**Task instructions**. From the records below, pull each line that has "JSON".

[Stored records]
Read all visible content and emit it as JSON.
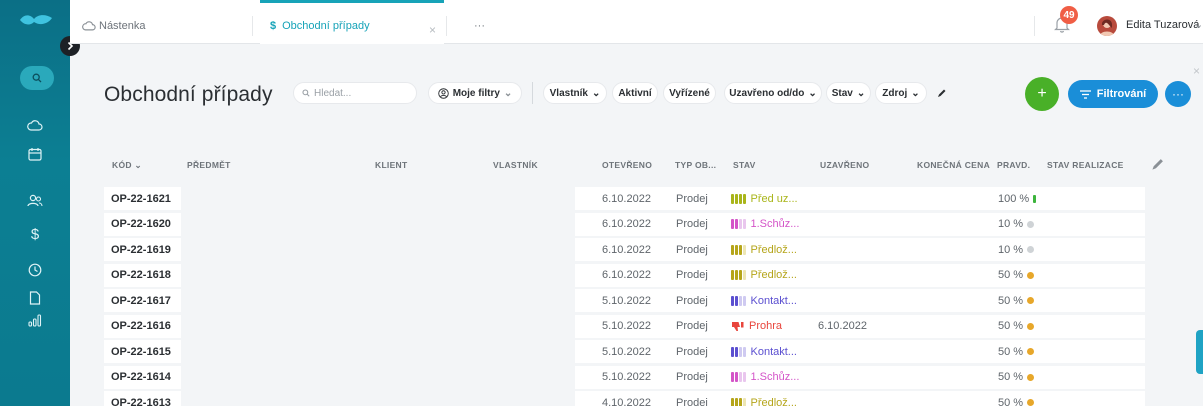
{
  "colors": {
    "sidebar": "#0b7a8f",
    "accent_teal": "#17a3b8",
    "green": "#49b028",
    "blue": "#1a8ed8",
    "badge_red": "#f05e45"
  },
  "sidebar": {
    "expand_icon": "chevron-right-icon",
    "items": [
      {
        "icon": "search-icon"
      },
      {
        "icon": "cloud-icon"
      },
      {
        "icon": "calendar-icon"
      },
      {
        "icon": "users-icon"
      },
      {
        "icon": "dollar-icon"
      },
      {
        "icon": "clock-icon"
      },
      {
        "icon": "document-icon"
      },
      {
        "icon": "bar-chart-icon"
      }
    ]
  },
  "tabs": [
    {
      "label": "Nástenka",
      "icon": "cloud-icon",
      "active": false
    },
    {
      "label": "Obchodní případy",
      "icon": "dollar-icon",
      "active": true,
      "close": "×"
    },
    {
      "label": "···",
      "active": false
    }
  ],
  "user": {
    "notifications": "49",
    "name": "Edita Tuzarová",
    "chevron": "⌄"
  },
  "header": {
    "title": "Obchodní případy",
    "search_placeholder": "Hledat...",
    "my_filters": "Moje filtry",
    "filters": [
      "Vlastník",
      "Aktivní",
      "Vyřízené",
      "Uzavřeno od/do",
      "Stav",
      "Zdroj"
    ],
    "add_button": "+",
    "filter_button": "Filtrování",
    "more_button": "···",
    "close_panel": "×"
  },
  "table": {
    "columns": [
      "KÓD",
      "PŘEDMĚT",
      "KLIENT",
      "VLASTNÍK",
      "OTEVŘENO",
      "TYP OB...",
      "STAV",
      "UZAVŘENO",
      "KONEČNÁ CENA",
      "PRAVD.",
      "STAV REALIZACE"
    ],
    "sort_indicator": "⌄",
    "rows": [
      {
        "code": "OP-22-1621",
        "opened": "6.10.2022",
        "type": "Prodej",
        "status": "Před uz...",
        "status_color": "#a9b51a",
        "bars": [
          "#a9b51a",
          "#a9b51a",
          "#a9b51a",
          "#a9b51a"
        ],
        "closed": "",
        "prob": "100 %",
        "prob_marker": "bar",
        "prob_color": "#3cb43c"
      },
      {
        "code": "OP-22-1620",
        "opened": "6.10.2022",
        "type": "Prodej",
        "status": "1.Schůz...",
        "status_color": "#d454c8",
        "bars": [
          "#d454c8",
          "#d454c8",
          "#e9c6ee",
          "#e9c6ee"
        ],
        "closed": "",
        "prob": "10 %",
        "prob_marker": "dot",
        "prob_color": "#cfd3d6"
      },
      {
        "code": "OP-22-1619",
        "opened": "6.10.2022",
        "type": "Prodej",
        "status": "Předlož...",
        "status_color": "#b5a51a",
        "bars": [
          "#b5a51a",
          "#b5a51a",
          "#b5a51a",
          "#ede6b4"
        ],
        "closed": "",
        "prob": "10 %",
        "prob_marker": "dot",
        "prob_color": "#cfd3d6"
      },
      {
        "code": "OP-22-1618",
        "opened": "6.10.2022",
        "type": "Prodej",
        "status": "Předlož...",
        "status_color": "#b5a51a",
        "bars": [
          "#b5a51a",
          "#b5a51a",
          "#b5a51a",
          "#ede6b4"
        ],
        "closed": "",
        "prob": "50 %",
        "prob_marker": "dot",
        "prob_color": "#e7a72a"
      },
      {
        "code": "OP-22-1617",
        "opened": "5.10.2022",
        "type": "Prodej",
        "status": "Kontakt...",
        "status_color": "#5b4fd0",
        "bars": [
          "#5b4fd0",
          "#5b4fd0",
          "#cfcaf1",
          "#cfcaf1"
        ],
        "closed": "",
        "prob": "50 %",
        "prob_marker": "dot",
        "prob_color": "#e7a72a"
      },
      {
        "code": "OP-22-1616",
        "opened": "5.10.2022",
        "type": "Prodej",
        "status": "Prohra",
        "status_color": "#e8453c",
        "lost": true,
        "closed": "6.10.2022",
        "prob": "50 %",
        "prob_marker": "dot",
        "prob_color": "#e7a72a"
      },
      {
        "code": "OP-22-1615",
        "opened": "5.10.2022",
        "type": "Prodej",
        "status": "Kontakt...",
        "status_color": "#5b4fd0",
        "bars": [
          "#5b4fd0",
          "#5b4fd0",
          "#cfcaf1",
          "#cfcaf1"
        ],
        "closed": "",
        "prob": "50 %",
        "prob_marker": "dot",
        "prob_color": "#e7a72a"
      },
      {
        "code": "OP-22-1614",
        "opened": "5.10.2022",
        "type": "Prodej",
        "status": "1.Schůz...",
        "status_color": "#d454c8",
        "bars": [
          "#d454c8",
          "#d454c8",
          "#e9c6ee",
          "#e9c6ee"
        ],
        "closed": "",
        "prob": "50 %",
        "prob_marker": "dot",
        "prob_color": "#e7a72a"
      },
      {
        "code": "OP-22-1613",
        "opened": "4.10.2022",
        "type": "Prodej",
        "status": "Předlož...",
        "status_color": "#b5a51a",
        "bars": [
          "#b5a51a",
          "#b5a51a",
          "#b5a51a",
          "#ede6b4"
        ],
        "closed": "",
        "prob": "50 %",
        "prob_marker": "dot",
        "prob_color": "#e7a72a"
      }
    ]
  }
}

==

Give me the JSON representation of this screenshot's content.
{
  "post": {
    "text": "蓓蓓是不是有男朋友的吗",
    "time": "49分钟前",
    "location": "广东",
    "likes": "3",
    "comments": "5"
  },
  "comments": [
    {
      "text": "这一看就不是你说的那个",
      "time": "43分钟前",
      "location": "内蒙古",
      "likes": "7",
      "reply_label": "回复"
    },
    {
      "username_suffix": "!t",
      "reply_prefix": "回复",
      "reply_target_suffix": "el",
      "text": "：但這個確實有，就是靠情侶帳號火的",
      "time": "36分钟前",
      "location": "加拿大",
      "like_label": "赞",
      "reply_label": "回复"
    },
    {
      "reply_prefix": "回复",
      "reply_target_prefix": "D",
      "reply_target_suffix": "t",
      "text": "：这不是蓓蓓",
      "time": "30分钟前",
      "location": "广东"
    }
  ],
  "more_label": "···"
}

---

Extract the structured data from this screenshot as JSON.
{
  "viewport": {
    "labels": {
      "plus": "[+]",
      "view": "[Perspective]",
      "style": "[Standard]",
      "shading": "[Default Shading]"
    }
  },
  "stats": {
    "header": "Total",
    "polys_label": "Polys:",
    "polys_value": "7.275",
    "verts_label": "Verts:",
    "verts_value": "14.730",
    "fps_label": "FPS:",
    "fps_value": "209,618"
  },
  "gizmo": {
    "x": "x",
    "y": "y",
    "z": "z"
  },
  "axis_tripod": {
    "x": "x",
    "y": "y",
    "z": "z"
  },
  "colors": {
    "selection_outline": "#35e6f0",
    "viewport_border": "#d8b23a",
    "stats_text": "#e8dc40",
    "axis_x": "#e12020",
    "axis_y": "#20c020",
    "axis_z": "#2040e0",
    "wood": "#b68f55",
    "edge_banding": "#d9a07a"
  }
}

**The solution**.
Read all visible content and emit it as JSON.
Give me the JSON representation of this screenshot's content.
Extract the structured data from this screenshot as JSON.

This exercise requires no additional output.